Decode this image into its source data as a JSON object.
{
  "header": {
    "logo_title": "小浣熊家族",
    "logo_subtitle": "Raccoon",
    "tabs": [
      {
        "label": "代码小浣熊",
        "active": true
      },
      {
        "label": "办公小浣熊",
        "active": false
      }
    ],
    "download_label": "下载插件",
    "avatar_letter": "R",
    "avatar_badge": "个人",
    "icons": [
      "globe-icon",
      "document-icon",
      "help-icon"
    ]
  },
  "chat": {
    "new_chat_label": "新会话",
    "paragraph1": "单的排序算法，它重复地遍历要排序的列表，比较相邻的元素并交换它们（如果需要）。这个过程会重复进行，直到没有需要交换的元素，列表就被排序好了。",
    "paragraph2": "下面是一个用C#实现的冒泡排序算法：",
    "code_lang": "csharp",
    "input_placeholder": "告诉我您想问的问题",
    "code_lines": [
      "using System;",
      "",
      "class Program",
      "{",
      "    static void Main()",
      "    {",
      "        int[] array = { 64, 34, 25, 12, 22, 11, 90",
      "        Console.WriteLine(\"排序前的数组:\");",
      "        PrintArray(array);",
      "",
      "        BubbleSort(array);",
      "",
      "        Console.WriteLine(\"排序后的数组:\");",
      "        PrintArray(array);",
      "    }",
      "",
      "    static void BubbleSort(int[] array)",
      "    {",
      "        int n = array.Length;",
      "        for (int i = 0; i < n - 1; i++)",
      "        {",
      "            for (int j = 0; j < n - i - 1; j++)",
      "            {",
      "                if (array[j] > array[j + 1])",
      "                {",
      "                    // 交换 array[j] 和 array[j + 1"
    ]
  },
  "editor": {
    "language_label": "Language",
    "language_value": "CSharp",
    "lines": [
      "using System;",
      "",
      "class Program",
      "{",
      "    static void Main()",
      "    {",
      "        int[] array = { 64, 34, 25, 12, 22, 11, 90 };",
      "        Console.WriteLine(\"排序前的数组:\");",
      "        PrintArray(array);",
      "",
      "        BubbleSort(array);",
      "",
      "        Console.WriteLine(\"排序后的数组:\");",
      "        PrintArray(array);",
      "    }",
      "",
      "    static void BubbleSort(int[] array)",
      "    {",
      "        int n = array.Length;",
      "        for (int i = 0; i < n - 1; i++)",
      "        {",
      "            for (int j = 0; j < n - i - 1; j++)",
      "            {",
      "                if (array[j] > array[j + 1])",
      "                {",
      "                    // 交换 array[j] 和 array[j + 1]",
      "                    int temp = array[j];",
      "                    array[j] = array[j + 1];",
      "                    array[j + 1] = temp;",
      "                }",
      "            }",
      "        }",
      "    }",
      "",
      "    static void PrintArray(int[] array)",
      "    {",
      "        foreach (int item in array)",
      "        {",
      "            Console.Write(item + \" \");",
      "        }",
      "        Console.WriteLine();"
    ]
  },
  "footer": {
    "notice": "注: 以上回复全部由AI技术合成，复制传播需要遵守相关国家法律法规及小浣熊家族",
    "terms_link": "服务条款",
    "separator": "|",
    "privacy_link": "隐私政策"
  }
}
------------------------------
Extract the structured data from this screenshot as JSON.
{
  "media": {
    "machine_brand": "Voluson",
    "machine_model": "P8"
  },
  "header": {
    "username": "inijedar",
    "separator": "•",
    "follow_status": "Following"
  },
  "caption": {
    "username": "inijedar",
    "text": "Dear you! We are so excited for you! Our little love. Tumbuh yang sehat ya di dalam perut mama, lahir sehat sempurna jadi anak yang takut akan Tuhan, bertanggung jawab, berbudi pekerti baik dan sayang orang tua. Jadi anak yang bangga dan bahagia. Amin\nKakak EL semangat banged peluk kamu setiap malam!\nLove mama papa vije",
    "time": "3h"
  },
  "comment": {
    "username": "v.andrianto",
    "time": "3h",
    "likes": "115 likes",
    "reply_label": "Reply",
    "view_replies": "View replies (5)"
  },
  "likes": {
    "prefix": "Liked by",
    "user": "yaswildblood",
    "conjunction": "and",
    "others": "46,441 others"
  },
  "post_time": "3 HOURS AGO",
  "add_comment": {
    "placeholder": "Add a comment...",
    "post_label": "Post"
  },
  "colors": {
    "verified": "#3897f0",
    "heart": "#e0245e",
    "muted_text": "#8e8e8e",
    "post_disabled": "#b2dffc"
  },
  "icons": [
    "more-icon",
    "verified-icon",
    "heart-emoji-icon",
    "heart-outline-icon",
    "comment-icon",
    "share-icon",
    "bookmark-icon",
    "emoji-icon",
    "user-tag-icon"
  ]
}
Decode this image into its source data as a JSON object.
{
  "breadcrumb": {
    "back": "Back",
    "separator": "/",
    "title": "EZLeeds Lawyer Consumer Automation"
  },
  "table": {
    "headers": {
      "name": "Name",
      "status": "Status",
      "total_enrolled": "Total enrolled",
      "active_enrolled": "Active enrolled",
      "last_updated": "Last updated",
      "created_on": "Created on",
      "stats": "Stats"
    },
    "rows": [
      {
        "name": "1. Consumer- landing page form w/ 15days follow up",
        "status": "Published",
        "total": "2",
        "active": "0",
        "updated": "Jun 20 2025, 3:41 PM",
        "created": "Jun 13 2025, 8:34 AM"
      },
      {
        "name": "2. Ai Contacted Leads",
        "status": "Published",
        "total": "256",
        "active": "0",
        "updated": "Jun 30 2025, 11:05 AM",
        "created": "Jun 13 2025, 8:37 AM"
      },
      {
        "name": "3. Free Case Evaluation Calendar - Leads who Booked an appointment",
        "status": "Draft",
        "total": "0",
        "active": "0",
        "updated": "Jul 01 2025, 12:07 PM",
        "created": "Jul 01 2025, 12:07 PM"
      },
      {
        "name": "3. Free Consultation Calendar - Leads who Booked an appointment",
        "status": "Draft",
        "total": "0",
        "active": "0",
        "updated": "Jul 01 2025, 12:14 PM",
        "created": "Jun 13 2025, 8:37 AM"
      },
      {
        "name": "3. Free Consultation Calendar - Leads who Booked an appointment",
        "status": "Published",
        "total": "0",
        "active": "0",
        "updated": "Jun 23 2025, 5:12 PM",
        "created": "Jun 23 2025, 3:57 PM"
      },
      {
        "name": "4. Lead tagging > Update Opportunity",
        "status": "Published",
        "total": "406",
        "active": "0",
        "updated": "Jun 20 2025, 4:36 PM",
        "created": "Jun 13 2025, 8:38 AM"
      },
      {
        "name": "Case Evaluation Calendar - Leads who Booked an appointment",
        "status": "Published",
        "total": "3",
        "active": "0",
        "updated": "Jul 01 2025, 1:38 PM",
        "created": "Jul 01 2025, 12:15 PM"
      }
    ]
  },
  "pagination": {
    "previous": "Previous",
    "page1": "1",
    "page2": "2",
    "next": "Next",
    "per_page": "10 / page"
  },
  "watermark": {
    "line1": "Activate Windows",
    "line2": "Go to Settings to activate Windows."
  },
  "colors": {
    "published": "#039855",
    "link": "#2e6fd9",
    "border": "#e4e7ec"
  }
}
------------------------------
**Requirement:** Read through the entries and copy each line in which "Consumer" appears.

**Correct response:**
    "title": "EZLeeds Lawyer Consumer Automation"
        "name": "1. Consumer- landing page form w/ 15days follow up",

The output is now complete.